(Collected data entries)
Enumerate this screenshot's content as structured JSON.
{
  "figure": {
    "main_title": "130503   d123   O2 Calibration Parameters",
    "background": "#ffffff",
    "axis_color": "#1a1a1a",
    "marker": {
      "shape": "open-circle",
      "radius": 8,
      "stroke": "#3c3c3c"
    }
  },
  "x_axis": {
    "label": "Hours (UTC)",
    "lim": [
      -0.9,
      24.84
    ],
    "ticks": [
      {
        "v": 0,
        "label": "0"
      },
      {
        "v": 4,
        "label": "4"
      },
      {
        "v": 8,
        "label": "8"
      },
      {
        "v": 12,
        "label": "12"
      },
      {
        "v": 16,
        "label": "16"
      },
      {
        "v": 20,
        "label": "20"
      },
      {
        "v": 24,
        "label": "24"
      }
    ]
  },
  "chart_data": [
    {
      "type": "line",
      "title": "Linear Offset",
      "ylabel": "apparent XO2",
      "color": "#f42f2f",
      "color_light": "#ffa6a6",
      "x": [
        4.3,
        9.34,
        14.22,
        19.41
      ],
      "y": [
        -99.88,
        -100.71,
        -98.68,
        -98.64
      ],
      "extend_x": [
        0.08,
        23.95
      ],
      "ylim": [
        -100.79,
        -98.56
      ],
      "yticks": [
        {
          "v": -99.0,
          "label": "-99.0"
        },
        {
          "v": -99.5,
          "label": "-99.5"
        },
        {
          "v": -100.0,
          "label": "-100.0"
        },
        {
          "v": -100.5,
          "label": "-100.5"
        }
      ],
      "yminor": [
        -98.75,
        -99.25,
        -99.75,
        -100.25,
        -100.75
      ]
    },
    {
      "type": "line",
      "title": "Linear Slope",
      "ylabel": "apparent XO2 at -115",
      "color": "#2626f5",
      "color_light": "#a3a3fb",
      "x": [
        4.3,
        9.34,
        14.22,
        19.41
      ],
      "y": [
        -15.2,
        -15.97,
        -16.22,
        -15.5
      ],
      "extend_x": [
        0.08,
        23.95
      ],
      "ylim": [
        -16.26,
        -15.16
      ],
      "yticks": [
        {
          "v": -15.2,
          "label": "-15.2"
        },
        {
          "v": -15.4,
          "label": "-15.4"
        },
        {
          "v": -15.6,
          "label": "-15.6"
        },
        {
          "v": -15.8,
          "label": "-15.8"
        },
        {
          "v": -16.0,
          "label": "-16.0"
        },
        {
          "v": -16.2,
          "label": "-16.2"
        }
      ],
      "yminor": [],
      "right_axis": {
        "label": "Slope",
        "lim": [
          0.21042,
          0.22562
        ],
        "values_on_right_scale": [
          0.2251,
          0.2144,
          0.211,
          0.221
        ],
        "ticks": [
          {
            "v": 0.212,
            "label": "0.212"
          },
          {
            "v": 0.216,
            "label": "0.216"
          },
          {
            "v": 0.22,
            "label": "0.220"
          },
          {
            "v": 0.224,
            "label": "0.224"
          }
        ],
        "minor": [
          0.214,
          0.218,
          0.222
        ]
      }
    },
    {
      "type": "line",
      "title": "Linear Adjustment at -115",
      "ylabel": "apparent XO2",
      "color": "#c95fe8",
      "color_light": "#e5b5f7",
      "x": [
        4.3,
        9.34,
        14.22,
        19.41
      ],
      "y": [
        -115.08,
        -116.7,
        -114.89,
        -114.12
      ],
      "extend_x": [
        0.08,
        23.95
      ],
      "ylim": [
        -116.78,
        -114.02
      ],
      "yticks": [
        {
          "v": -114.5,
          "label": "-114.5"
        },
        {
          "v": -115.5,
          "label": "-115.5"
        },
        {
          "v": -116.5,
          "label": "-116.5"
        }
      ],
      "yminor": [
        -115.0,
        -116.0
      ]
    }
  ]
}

DIRECTIVE:
Copy every line exactly. Leave nothing out.

ANSWER TO THE EXERCISE:
Enumerate this screenshot's content as structured JSON.
{
  "figure": {
    "main_title": "130503   d123   O2 Calibration Parameters",
    "background": "#ffffff",
    "axis_color": "#1a1a1a",
    "marker": {
      "shape": "open-circle",
      "radius": 8,
      "stroke": "#3c3c3c"
    }
  },
  "x_axis": {
    "label": "Hours (UTC)",
    "lim": [
      -0.9,
      24.84
    ],
    "ticks": [
      {
        "v": 0,
        "label": "0"
      },
      {
        "v": 4,
        "label": "4"
      },
      {
        "v": 8,
        "label": "8"
      },
      {
        "v": 12,
        "label": "12"
      },
      {
        "v": 16,
        "label": "16"
      },
      {
        "v": 20,
        "label": "20"
      },
      {
        "v": 24,
        "label": "24"
      }
    ]
  },
  "chart_data": [
    {
      "type": "line",
      "title": "Linear Offset",
      "ylabel": "apparent XO2",
      "color": "#f42f2f",
      "color_light": "#ffa6a6",
      "x": [
        4.3,
        9.34,
        14.22,
        19.41
      ],
      "y": [
        -99.88,
        -100.71,
        -98.68,
        -98.64
      ],
      "extend_x": [
        0.08,
        23.95
      ],
      "ylim": [
        -100.79,
        -98.56
      ],
      "yticks": [
        {
          "v": -99.0,
          "label": "-99.0"
        },
        {
          "v": -99.5,
          "label": "-99.5"
        },
        {
          "v": -100.0,
          "label": "-100.0"
        },
        {
          "v": -100.5,
          "label": "-100.5"
        }
      ],
      "yminor": [
        -98.75,
        -99.25,
        -99.75,
        -100.25,
        -100.75
      ]
    },
    {
      "type": "line",
      "title": "Linear Slope",
      "ylabel": "apparent XO2 at -115",
      "color": "#2626f5",
      "color_light": "#a3a3fb",
      "x": [
        4.3,
        9.34,
        14.22,
        19.41
      ],
      "y": [
        -15.2,
        -15.97,
        -16.22,
        -15.5
      ],
      "extend_x": [
        0.08,
        23.95
      ],
      "ylim": [
        -16.26,
        -15.16
      ],
      "yticks": [
        {
          "v": -15.2,
          "label": "-15.2"
        },
        {
          "v": -15.4,
          "label": "-15.4"
        },
        {
          "v": -15.6,
          "label": "-15.6"
        },
        {
          "v": -15.8,
          "label": "-15.8"
        },
        {
          "v": -16.0,
          "label": "-16.0"
        },
        {
          "v": -16.2,
          "label": "-16.2"
        }
      ],
      "yminor": [],
      "right_axis": {
        "label": "Slope",
        "lim": [
          0.21042,
          0.22562
        ],
        "values_on_right_scale": [
          0.2251,
          0.2144,
          0.211,
          0.221
        ],
        "ticks": [
          {
            "v": 0.212,
            "label": "0.212"
          },
          {
            "v": 0.216,
            "label": "0.216"
          },
          {
            "v": 0.22,
            "label": "0.220"
          },
          {
            "v": 0.224,
            "label": "0.224"
          }
        ],
        "minor": [
          0.214,
          0.218,
          0.222
        ]
      }
    },
    {
      "type": "line",
      "title": "Linear Adjustment at -115",
      "ylabel": "apparent XO2",
      "color": "#c95fe8",
      "color_light": "#e5b5f7",
      "x": [
        4.3,
        9.34,
        14.22,
        19.41
      ],
      "y": [
        -115.08,
        -116.7,
        -114.89,
        -114.12
      ],
      "extend_x": [
        0.08,
        23.95
      ],
      "ylim": [
        -116.78,
        -114.02
      ],
      "yticks": [
        {
          "v": -114.5,
          "label": "-114.5"
        },
        {
          "v": -115.5,
          "label": "-115.5"
        },
        {
          "v": -116.5,
          "label": "-116.5"
        }
      ],
      "yminor": [
        -115.0,
        -116.0
      ]
    }
  ]
}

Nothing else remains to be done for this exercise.